Filter the records below down to lines containing "Cloud".

*-*-*

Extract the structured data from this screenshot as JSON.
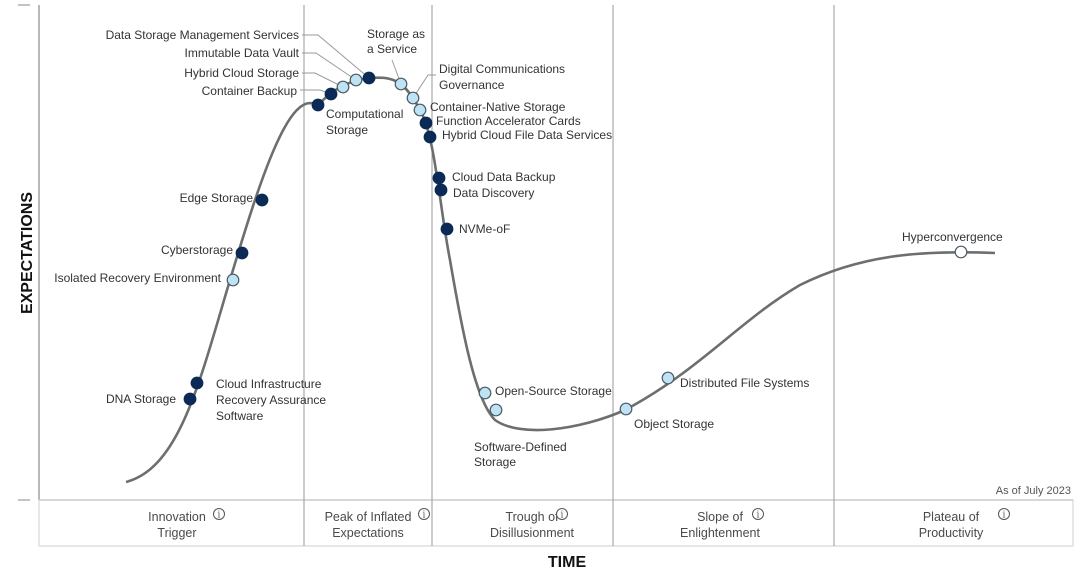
{
  "chart_data": {
    "type": "line",
    "title": "",
    "xlabel": "TIME",
    "ylabel": "EXPECTATIONS",
    "as_of": "As of July 2023",
    "phases": [
      {
        "line1": "Innovation",
        "line2": "Trigger"
      },
      {
        "line1": "Peak of Inflated",
        "line2": "Expectations"
      },
      {
        "line1": "Trough of",
        "line2": "Disillusionment"
      },
      {
        "line1": "Slope of",
        "line2": "Enlightenment"
      },
      {
        "line1": "Plateau of",
        "line2": "Productivity"
      }
    ],
    "phase_info_icon": "info-circle-icon",
    "colors": {
      "curve": "#6b6f6e",
      "dot_dark": "#0b2a55",
      "dot_light": "#bfe3f4",
      "dot_white": "#ffffff",
      "dot_stroke": "#4a5a66",
      "phase_divider": "#9a9a9a"
    },
    "points": [
      {
        "name": "DNA Storage",
        "phase": 0,
        "marker": "dark"
      },
      {
        "name": "Cloud Infrastructure Recovery Assurance Software",
        "phase": 0,
        "marker": "dark"
      },
      {
        "name": "Isolated Recovery Environment",
        "phase": 0,
        "marker": "light"
      },
      {
        "name": "Cyberstorage",
        "phase": 0,
        "marker": "dark"
      },
      {
        "name": "Edge Storage",
        "phase": 0,
        "marker": "dark"
      },
      {
        "name": "Computational Storage",
        "phase": 1,
        "marker": "dark"
      },
      {
        "name": "Container Backup",
        "phase": 1,
        "marker": "dark"
      },
      {
        "name": "Hybrid Cloud Storage",
        "phase": 1,
        "marker": "light"
      },
      {
        "name": "Immutable Data Vault",
        "phase": 1,
        "marker": "light"
      },
      {
        "name": "Data Storage Management Services",
        "phase": 1,
        "marker": "dark"
      },
      {
        "name": "Storage as a Service",
        "phase": 1,
        "marker": "light"
      },
      {
        "name": "Digital Communications Governance",
        "phase": 1,
        "marker": "light"
      },
      {
        "name": "Container-Native Storage",
        "phase": 1,
        "marker": "light"
      },
      {
        "name": "Function Accelerator Cards",
        "phase": 1,
        "marker": "dark"
      },
      {
        "name": "Hybrid Cloud File Data Services",
        "phase": 1,
        "marker": "dark"
      },
      {
        "name": "Cloud Data Backup",
        "phase": 2,
        "marker": "dark"
      },
      {
        "name": "Data Discovery",
        "phase": 2,
        "marker": "dark"
      },
      {
        "name": "NVMe-oF",
        "phase": 2,
        "marker": "dark"
      },
      {
        "name": "Open-Source Storage",
        "phase": 2,
        "marker": "light"
      },
      {
        "name": "Software-Defined Storage",
        "phase": 2,
        "marker": "light"
      },
      {
        "name": "Object Storage",
        "phase": 3,
        "marker": "light"
      },
      {
        "name": "Distributed File Systems",
        "phase": 3,
        "marker": "light"
      },
      {
        "name": "Hyperconvergence",
        "phase": 4,
        "marker": "white"
      }
    ]
  }
}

*-*-*

• **Finished exercise**
        "name": "Cloud Infrastructure Recovery Assurance Software",
        "name": "Hybrid Cloud Storage",
        "name": "Hybrid Cloud File Data Services",
        "name": "Cloud Data Backup",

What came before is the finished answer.